> DATA SECTION:
-- -- --

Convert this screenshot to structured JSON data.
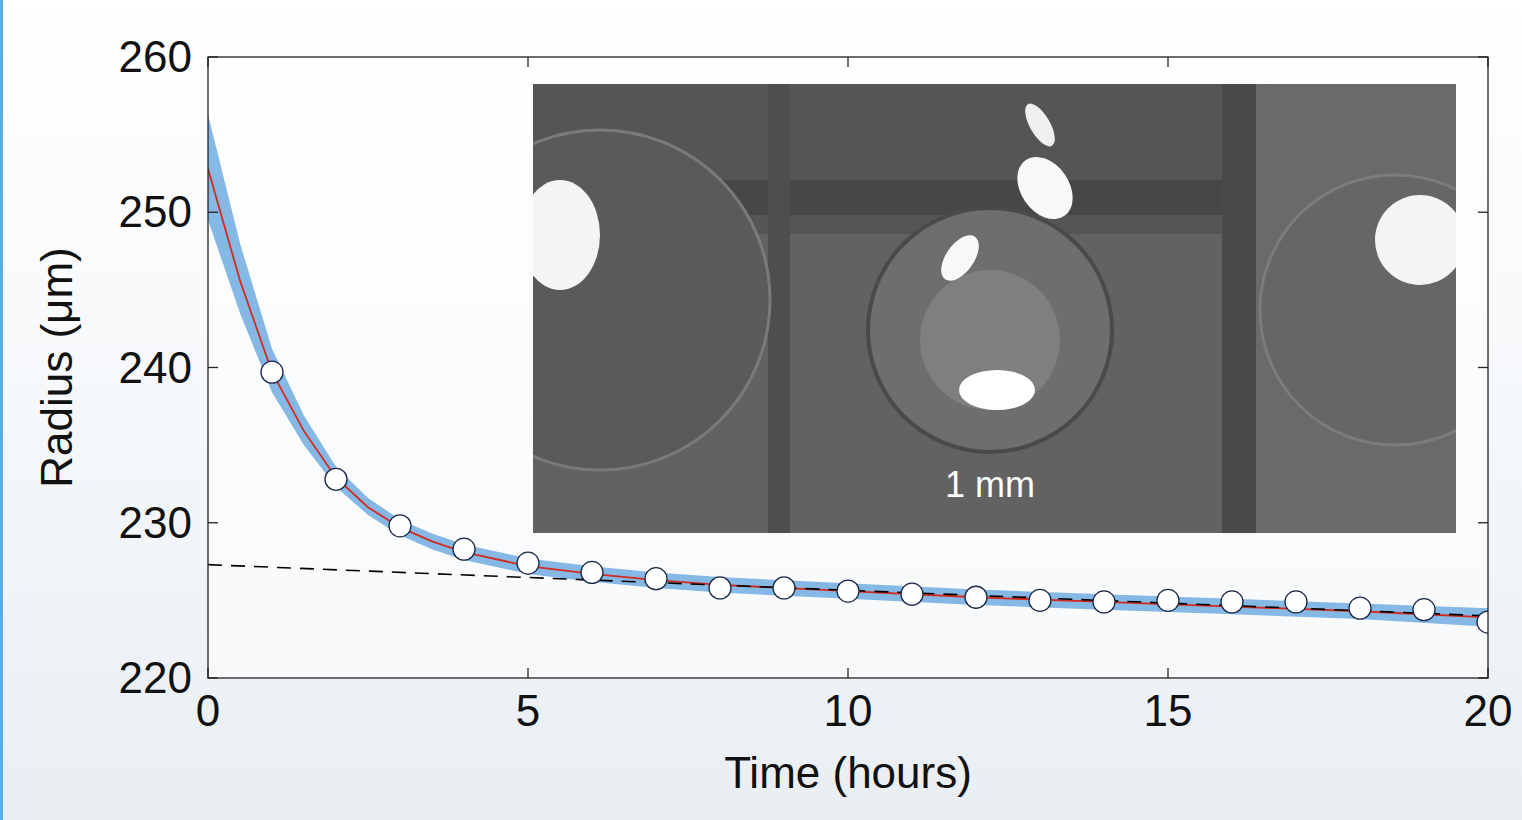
{
  "chart_data": {
    "type": "line",
    "x_label": "Time (hours)",
    "y_label": "Radius (μm)",
    "xlim": [
      0,
      20
    ],
    "xticks": [
      0,
      5,
      10,
      15,
      20
    ],
    "ylim": [
      220,
      260
    ],
    "yticks": [
      220,
      230,
      240,
      250,
      260
    ],
    "grid": false,
    "annotations": [
      "1 mm"
    ],
    "series": [
      {
        "type": "band",
        "color": "#85b8e4",
        "x": [
          0,
          0.5,
          1,
          1.5,
          2,
          2.5,
          3,
          3.5,
          4,
          5,
          6,
          7,
          8,
          10,
          12,
          14,
          16,
          18,
          20
        ],
        "lower": [
          249.5,
          243.5,
          238.4,
          235.0,
          232.3,
          230.5,
          229.2,
          228.3,
          227.6,
          226.7,
          226.2,
          225.8,
          225.5,
          225.1,
          224.7,
          224.4,
          224.1,
          223.8,
          223.3
        ],
        "upper": [
          256.3,
          248.0,
          241.2,
          236.9,
          233.6,
          231.6,
          230.2,
          229.3,
          228.6,
          227.7,
          227.2,
          226.8,
          226.5,
          226.1,
          225.7,
          225.4,
          225.1,
          224.8,
          224.5
        ]
      },
      {
        "type": "line",
        "color": "#d42a1e",
        "line_style": "solid",
        "x": [
          0,
          0.5,
          1,
          1.5,
          2,
          2.5,
          3,
          3.5,
          4,
          5,
          6,
          7,
          8,
          10,
          12,
          14,
          16,
          18,
          20
        ],
        "values": [
          252.8,
          245.6,
          239.7,
          235.9,
          232.9,
          231.0,
          229.7,
          228.8,
          228.1,
          227.2,
          226.7,
          226.3,
          226.0,
          225.6,
          225.2,
          224.9,
          224.6,
          224.3,
          223.9
        ]
      },
      {
        "type": "line",
        "color": "#000000",
        "line_style": "dashed",
        "x": [
          0,
          20
        ],
        "values": [
          227.3,
          224.0
        ]
      },
      {
        "type": "scatter",
        "color": "#ffffff",
        "marker": "circle",
        "x": [
          1,
          2,
          3,
          4,
          5,
          6,
          7,
          8,
          9,
          10,
          11,
          12,
          13,
          14,
          15,
          16,
          17,
          18,
          19,
          20
        ],
        "values": [
          239.7,
          232.8,
          229.8,
          228.3,
          227.4,
          226.8,
          226.4,
          225.8,
          225.8,
          225.6,
          225.4,
          225.2,
          225.0,
          224.9,
          225.0,
          224.9,
          224.9,
          224.5,
          224.4,
          223.6
        ]
      }
    ]
  }
}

-- -- --

> TASK PROMPT: Give only the number of lines in the preceding material that contain the string "color".

> RESULT FOR THIS EXERCISE: 4